## EXERCISE INSTRUCTIONS
Reproduce every entry exactly as shown.
■ ■ ■
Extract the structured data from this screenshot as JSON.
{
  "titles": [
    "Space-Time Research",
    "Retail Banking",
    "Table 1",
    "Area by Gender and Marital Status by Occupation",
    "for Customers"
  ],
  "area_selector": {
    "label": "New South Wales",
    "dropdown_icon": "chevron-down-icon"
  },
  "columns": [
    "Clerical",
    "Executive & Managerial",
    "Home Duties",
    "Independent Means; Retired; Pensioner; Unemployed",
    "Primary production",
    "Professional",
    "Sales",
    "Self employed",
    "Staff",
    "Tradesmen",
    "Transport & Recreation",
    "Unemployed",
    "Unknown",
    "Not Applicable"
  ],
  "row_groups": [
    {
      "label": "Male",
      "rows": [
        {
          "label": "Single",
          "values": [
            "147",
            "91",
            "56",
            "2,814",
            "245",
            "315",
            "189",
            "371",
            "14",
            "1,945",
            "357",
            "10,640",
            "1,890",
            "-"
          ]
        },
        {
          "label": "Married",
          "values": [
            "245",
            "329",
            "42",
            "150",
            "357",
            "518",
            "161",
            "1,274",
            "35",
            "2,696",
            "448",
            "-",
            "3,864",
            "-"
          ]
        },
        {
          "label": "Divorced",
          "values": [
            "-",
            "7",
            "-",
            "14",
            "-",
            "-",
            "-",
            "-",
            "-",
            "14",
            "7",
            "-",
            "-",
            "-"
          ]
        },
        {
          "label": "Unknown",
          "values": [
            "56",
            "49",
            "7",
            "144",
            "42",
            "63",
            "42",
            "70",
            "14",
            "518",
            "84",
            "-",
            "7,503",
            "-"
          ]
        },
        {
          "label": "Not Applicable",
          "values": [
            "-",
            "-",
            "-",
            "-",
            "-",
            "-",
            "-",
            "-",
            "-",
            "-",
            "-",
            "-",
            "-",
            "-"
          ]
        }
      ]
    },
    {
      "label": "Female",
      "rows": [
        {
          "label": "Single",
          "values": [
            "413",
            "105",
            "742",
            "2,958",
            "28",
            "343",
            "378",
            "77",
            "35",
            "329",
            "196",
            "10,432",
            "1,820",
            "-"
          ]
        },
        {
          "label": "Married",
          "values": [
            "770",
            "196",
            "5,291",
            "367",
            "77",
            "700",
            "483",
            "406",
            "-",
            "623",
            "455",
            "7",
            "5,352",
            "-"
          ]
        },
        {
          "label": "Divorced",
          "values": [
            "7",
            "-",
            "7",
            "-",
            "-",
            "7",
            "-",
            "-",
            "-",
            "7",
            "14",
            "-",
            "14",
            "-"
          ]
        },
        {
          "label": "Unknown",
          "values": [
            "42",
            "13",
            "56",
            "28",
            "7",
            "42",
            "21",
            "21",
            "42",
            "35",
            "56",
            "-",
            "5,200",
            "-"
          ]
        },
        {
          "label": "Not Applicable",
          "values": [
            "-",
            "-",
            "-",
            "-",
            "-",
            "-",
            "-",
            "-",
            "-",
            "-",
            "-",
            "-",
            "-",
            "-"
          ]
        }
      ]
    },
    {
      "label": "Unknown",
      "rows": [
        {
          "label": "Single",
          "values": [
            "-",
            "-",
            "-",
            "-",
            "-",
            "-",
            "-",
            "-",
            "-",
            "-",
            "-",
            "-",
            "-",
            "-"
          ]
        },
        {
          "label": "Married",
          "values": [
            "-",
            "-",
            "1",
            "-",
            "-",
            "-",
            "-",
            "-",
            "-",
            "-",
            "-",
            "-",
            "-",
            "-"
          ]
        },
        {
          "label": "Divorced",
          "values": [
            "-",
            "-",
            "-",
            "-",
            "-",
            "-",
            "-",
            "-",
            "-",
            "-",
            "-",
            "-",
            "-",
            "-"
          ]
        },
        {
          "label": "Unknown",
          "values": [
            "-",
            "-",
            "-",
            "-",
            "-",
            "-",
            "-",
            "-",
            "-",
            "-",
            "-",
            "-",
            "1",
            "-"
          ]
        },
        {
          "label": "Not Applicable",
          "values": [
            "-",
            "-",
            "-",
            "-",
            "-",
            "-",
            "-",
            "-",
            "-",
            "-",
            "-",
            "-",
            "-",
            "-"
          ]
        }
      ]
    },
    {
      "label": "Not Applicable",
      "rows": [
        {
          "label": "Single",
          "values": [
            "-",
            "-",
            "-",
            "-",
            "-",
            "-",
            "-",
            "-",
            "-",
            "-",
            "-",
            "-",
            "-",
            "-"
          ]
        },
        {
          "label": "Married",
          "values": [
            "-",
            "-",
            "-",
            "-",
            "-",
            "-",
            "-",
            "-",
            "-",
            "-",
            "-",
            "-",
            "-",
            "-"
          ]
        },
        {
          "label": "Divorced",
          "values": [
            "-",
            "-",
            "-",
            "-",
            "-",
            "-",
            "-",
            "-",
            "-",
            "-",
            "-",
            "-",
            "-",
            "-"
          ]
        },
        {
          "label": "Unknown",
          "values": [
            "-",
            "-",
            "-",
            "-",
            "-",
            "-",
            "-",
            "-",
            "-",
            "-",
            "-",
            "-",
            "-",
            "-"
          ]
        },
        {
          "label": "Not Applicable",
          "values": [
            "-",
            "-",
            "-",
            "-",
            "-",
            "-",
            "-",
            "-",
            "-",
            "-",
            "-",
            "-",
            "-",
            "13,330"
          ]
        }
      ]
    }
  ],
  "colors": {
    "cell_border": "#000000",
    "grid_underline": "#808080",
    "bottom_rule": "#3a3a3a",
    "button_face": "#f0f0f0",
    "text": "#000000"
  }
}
■ ■ ■
## FULL RESPONSE
Extract the structured data from this screenshot as JSON.
{
  "titles": [
    "Space-Time Research",
    "Retail Banking",
    "Table 1",
    "Area by Gender and Marital Status by Occupation",
    "for Customers"
  ],
  "area_selector": {
    "label": "New South Wales",
    "dropdown_icon": "chevron-down-icon"
  },
  "columns": [
    "Clerical",
    "Executive & Managerial",
    "Home Duties",
    "Independent Means; Retired; Pensioner; Unemployed",
    "Primary production",
    "Professional",
    "Sales",
    "Self employed",
    "Staff",
    "Tradesmen",
    "Transport & Recreation",
    "Unemployed",
    "Unknown",
    "Not Applicable"
  ],
  "row_groups": [
    {
      "label": "Male",
      "rows": [
        {
          "label": "Single",
          "values": [
            "147",
            "91",
            "56",
            "2,814",
            "245",
            "315",
            "189",
            "371",
            "14",
            "1,945",
            "357",
            "10,640",
            "1,890",
            "-"
          ]
        },
        {
          "label": "Married",
          "values": [
            "245",
            "329",
            "42",
            "150",
            "357",
            "518",
            "161",
            "1,274",
            "35",
            "2,696",
            "448",
            "-",
            "3,864",
            "-"
          ]
        },
        {
          "label": "Divorced",
          "values": [
            "-",
            "7",
            "-",
            "14",
            "-",
            "-",
            "-",
            "-",
            "-",
            "14",
            "7",
            "-",
            "-",
            "-"
          ]
        },
        {
          "label": "Unknown",
          "values": [
            "56",
            "49",
            "7",
            "144",
            "42",
            "63",
            "42",
            "70",
            "14",
            "518",
            "84",
            "-",
            "7,503",
            "-"
          ]
        },
        {
          "label": "Not Applicable",
          "values": [
            "-",
            "-",
            "-",
            "-",
            "-",
            "-",
            "-",
            "-",
            "-",
            "-",
            "-",
            "-",
            "-",
            "-"
          ]
        }
      ]
    },
    {
      "label": "Female",
      "rows": [
        {
          "label": "Single",
          "values": [
            "413",
            "105",
            "742",
            "2,958",
            "28",
            "343",
            "378",
            "77",
            "35",
            "329",
            "196",
            "10,432",
            "1,820",
            "-"
          ]
        },
        {
          "label": "Married",
          "values": [
            "770",
            "196",
            "5,291",
            "367",
            "77",
            "700",
            "483",
            "406",
            "-",
            "623",
            "455",
            "7",
            "5,352",
            "-"
          ]
        },
        {
          "label": "Divorced",
          "values": [
            "7",
            "-",
            "7",
            "-",
            "-",
            "7",
            "-",
            "-",
            "-",
            "7",
            "14",
            "-",
            "14",
            "-"
          ]
        },
        {
          "label": "Unknown",
          "values": [
            "42",
            "13",
            "56",
            "28",
            "7",
            "42",
            "21",
            "21",
            "42",
            "35",
            "56",
            "-",
            "5,200",
            "-"
          ]
        },
        {
          "label": "Not Applicable",
          "values": [
            "-",
            "-",
            "-",
            "-",
            "-",
            "-",
            "-",
            "-",
            "-",
            "-",
            "-",
            "-",
            "-",
            "-"
          ]
        }
      ]
    },
    {
      "label": "Unknown",
      "rows": [
        {
          "label": "Single",
          "values": [
            "-",
            "-",
            "-",
            "-",
            "-",
            "-",
            "-",
            "-",
            "-",
            "-",
            "-",
            "-",
            "-",
            "-"
          ]
        },
        {
          "label": "Married",
          "values": [
            "-",
            "-",
            "1",
            "-",
            "-",
            "-",
            "-",
            "-",
            "-",
            "-",
            "-",
            "-",
            "-",
            "-"
          ]
        },
        {
          "label": "Divorced",
          "values": [
            "-",
            "-",
            "-",
            "-",
            "-",
            "-",
            "-",
            "-",
            "-",
            "-",
            "-",
            "-",
            "-",
            "-"
          ]
        },
        {
          "label": "Unknown",
          "values": [
            "-",
            "-",
            "-",
            "-",
            "-",
            "-",
            "-",
            "-",
            "-",
            "-",
            "-",
            "-",
            "1",
            "-"
          ]
        },
        {
          "label": "Not Applicable",
          "values": [
            "-",
            "-",
            "-",
            "-",
            "-",
            "-",
            "-",
            "-",
            "-",
            "-",
            "-",
            "-",
            "-",
            "-"
          ]
        }
      ]
    },
    {
      "label": "Not Applicable",
      "rows": [
        {
          "label": "Single",
          "values": [
            "-",
            "-",
            "-",
            "-",
            "-",
            "-",
            "-",
            "-",
            "-",
            "-",
            "-",
            "-",
            "-",
            "-"
          ]
        },
        {
          "label": "Married",
          "values": [
            "-",
            "-",
            "-",
            "-",
            "-",
            "-",
            "-",
            "-",
            "-",
            "-",
            "-",
            "-",
            "-",
            "-"
          ]
        },
        {
          "label": "Divorced",
          "values": [
            "-",
            "-",
            "-",
            "-",
            "-",
            "-",
            "-",
            "-",
            "-",
            "-",
            "-",
            "-",
            "-",
            "-"
          ]
        },
        {
          "label": "Unknown",
          "values": [
            "-",
            "-",
            "-",
            "-",
            "-",
            "-",
            "-",
            "-",
            "-",
            "-",
            "-",
            "-",
            "-",
            "-"
          ]
        },
        {
          "label": "Not Applicable",
          "values": [
            "-",
            "-",
            "-",
            "-",
            "-",
            "-",
            "-",
            "-",
            "-",
            "-",
            "-",
            "-",
            "-",
            "13,330"
          ]
        }
      ]
    }
  ],
  "colors": {
    "cell_border": "#000000",
    "grid_underline": "#808080",
    "bottom_rule": "#3a3a3a",
    "button_face": "#f0f0f0",
    "text": "#000000"
  }
}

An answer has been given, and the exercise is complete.